Report each line of the items below that contains the string "available", treating uppercase and lowercase as distinct.

● Data shown:
------
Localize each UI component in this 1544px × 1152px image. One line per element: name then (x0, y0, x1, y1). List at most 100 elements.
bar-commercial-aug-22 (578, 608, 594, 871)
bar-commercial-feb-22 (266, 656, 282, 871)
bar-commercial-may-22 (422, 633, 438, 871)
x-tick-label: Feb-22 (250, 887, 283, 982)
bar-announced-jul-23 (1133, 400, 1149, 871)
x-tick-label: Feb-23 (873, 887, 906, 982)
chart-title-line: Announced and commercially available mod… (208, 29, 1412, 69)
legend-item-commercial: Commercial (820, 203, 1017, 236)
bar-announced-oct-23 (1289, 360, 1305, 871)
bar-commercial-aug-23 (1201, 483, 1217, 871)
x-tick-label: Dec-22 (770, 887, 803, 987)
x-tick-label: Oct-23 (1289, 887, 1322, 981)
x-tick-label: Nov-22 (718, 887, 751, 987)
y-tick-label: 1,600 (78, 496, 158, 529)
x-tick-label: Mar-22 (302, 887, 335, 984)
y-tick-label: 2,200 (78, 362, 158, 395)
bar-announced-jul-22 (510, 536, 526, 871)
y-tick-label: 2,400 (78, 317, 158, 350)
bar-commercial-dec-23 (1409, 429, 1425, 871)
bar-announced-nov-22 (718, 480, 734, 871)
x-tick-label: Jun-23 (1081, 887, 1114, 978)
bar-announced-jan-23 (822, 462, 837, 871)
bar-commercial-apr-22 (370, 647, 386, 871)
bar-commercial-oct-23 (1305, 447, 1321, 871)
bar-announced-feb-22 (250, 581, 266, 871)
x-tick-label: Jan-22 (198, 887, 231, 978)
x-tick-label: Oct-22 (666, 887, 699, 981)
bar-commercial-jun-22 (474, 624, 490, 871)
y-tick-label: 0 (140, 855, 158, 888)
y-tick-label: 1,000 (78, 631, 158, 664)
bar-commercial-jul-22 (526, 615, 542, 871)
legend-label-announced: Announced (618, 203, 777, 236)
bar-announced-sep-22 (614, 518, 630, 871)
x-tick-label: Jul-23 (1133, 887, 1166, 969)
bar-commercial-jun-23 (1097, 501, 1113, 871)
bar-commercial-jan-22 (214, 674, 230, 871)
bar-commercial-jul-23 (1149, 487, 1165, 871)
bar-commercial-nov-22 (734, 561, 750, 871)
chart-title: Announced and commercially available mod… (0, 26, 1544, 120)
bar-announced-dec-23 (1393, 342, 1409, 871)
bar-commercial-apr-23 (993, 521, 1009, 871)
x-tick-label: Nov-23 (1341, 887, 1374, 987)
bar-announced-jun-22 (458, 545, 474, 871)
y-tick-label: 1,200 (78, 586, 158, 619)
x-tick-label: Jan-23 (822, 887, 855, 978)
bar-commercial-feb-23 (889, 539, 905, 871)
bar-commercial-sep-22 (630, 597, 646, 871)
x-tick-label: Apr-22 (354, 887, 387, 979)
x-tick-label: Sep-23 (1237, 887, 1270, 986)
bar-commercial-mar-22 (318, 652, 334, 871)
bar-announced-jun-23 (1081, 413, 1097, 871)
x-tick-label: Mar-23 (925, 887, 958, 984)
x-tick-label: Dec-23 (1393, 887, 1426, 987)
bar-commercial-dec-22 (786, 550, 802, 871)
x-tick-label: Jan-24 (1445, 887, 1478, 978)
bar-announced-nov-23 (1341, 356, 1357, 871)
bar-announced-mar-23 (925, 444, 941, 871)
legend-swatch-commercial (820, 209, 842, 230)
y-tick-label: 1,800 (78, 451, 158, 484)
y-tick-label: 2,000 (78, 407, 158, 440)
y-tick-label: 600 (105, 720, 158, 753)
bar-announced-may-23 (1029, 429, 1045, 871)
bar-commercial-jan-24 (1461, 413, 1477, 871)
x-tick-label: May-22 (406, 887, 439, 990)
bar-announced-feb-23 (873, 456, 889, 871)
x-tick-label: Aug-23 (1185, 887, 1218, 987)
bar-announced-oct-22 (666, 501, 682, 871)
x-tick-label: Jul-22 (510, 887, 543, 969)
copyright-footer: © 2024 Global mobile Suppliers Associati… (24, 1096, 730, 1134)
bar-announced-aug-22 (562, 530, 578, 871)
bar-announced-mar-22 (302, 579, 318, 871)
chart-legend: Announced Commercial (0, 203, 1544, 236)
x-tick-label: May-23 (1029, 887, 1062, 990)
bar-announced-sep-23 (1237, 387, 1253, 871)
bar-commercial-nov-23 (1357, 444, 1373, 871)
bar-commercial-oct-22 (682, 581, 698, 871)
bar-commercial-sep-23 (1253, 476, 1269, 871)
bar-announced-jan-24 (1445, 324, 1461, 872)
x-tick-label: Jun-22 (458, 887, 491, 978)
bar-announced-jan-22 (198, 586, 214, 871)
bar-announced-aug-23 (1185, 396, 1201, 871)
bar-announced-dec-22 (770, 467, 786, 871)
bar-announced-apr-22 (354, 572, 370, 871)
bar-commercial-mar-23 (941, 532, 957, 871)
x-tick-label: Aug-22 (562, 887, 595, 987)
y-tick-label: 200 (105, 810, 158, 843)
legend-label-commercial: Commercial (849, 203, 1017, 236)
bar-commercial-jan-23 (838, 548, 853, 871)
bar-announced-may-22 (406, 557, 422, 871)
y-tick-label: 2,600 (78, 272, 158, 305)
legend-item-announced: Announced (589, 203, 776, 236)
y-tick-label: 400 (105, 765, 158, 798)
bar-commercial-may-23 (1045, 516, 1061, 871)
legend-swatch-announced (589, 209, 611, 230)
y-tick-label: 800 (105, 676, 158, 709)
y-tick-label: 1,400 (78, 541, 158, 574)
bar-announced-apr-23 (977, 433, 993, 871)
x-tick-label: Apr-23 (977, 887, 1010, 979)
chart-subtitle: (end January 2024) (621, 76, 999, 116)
------
● Response below:
chart-title-line: Announced and commercially available mod… (208, 29, 1412, 69)
chart-title: Announced and commercially available mod… (0, 26, 1544, 120)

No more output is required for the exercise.